STORED DATA ::
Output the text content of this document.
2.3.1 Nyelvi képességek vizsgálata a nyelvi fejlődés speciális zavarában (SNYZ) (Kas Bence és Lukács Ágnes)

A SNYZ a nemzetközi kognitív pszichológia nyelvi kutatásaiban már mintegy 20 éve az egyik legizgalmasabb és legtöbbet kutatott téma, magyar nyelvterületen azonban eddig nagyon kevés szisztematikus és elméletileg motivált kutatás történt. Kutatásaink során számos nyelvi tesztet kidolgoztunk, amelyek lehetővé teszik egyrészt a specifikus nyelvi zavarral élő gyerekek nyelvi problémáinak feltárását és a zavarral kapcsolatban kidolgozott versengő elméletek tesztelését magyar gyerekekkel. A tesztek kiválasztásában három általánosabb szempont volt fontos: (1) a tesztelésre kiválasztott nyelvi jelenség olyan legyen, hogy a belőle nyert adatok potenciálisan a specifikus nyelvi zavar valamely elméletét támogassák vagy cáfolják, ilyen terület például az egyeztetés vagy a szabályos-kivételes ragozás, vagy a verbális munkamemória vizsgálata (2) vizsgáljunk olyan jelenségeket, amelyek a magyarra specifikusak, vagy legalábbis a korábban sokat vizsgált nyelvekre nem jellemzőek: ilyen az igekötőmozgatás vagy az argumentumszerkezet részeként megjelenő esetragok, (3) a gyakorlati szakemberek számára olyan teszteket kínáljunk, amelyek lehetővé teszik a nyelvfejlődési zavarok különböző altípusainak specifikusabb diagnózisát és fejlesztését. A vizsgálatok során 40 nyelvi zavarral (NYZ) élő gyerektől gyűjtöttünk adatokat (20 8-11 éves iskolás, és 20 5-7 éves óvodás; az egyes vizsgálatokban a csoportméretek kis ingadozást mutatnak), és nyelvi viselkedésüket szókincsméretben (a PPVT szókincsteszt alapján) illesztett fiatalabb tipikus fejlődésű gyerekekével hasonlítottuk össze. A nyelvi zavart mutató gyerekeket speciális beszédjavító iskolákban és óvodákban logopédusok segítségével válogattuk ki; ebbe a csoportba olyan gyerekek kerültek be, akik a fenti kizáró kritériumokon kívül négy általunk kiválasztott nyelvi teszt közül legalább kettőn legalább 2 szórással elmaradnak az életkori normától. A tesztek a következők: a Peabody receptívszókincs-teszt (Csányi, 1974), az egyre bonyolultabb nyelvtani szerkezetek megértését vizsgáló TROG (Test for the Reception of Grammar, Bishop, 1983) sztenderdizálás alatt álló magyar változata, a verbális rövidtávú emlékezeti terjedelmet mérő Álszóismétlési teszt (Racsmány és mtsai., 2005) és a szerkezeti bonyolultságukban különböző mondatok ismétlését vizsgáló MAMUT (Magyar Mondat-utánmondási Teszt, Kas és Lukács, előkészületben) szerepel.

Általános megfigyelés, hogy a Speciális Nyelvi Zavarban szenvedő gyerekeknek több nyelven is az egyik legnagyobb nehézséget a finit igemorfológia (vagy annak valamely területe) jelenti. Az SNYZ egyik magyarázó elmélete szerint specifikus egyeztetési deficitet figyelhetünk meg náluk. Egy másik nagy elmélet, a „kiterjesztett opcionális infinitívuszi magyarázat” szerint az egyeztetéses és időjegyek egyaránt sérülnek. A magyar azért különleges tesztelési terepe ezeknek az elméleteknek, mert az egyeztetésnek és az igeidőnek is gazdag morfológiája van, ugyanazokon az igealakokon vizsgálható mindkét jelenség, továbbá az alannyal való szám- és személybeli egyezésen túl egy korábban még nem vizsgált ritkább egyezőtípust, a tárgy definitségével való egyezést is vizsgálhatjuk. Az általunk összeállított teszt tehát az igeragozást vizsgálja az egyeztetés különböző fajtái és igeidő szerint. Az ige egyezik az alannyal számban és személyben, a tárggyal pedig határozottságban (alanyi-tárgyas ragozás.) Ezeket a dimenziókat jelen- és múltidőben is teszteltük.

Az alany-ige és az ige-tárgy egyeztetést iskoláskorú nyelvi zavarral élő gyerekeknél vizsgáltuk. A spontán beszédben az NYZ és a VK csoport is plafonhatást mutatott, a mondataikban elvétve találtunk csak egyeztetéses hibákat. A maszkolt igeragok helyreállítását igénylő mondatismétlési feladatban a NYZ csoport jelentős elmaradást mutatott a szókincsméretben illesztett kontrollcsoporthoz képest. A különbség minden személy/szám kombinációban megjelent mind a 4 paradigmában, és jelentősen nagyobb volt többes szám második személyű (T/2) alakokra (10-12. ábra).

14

AIM OF THE EXERCISE :: Each entry above is to be set down again in exactly the same words.

SOLUTION FOR THIS TASK ::
Output the text content of this document.
2.3.1 Nyelvi képességek vizsgálata a nyelvi fejlődés speciális zavarában (SNYZ) (Kas Bence és Lukács Ágnes)

A SNYZ a nemzetközi kognitív pszichológia nyelvi kutatásaiban már mintegy 20 éve az egyik legizgalmasabb és legtöbbet kutatott téma, magyar nyelvterületen azonban eddig nagyon kevés szisztematikus és elméletileg motivált kutatás történt. Kutatásaink során számos nyelvi tesztet kidolgoztunk, amelyek lehetővé teszik egyrészt a specifikus nyelvi zavarral élő gyerekek nyelvi problémáinak feltárását és a zavarral kapcsolatban kidolgozott versengő elméletek tesztelését magyar gyerekekkel. A tesztek kiválasztásában három általánosabb szempont volt fontos: (1) a tesztelésre kiválasztott nyelvi jelenség olyan legyen, hogy a belőle nyert adatok potenciálisan a specifikus nyelvi zavar valamely elméletét támogassák vagy cáfolják, ilyen terület például az egyeztetés vagy a szabályos-kivételes ragozás, vagy a verbális munkamemória vizsgálata (2) vizsgáljunk olyan jelenségeket, amelyek a magyarra specifikusak, vagy legalábbis a korábban sokat vizsgált nyelvekre nem jellemzőek: ilyen az igekötőmozgatás vagy az argumentumszerkezet részeként megjelenő esetragok, (3) a gyakorlati szakemberek számára olyan teszteket kínáljunk, amelyek lehetővé teszik a nyelvfejlődési zavarok különböző altípusainak specifikusabb diagnózisát és fejlesztését. A vizsgálatok során 40 nyelvi zavarral (NYZ) élő gyerektől gyűjtöttünk adatokat (20 8-11 éves iskolás, és 20 5-7 éves óvodás; az egyes vizsgálatokban a csoportméretek kis ingadozást mutatnak), és nyelvi viselkedésüket szókincsméretben (a PPVT szókincsteszt alapján) illesztett fiatalabb tipikus fejlődésű gyerekekével hasonlítottuk össze. A nyelvi zavart mutató gyerekeket speciális beszédjavító iskolákban és óvodákban logopédusok segítségével válogattuk ki; ebbe a csoportba olyan gyerekek kerültek be, akik a fenti kizáró kritériumokon kívül négy általunk kiválasztott nyelvi teszt közül legalább kettőn legalább 2 szórással elmaradnak az életkori normától. A tesztek a következők: a Peabody receptívszókincs-teszt (Csányi, 1974), az egyre bonyolultabb nyelvtani szerkezetek megértését vizsgáló TROG (Test for the Reception of Grammar, Bishop, 1983) sztenderdizálás alatt álló magyar változata, a verbális rövidtávú emlékezeti terjedelmet mérő Álszóismétlési teszt (Racsmány és mtsai., 2005) és a szerkezeti bonyolultságukban különböző mondatok ismétlését vizsgáló MAMUT (Magyar Mondat-utánmondási Teszt, Kas és Lukács, előkészületben) szerepel.

Általános megfigyelés, hogy a Speciális Nyelvi Zavarban szenvedő gyerekeknek több nyelven is az egyik legnagyobb nehézséget a finit igemorfológia (vagy annak valamely területe) jelenti. Az SNYZ egyik magyarázó elmélete szerint specifikus egyeztetési deficitet figyelhetünk meg náluk. Egy másik nagy elmélet, a „kiterjesztett opcionális infinitívuszi magyarázat” szerint az egyeztetéses és időjegyek egyaránt sérülnek. A magyar azért különleges tesztelési terepe ezeknek az elméleteknek, mert az egyeztetésnek és az igeidőnek is gazdag morfológiája van, ugyanazokon az igealakokon vizsgálható mindkét jelenség, továbbá az alannyal való szám- és személybeli egyezésen túl egy korábban még nem vizsgált ritkább egyezőtípust, a tárgy definitségével való egyezést is vizsgálhatjuk. Az általunk összeállított teszt tehát az igeragozást vizsgálja az egyeztetés különböző fajtái és igeidő szerint. Az ige egyezik az alannyal számban és személyben, a tárggyal pedig határozottságban (alanyi-tárgyas ragozás.) Ezeket a dimenziókat jelen- és múltidőben is teszteltük.

Az alany-ige és az ige-tárgy egyeztetést iskoláskorú nyelvi zavarral élő gyerekeknél vizsgáltuk. A spontán beszédben az NYZ és a VK csoport is plafonhatást mutatott, a mondataikban elvétve találtunk csak egyeztetéses hibákat. A maszkolt igeragok helyreállítását igénylő mondatismétlési feladatban a NYZ csoport jelentős elmaradást mutatott a szókincsméretben illesztett kontrollcsoporthoz képest. A különbség minden személy/szám kombinációban megjelent mind a 4 paradigmában, és jelentősen nagyobb volt többes szám második személyű (T/2) alakokra (10-12. ábra).

14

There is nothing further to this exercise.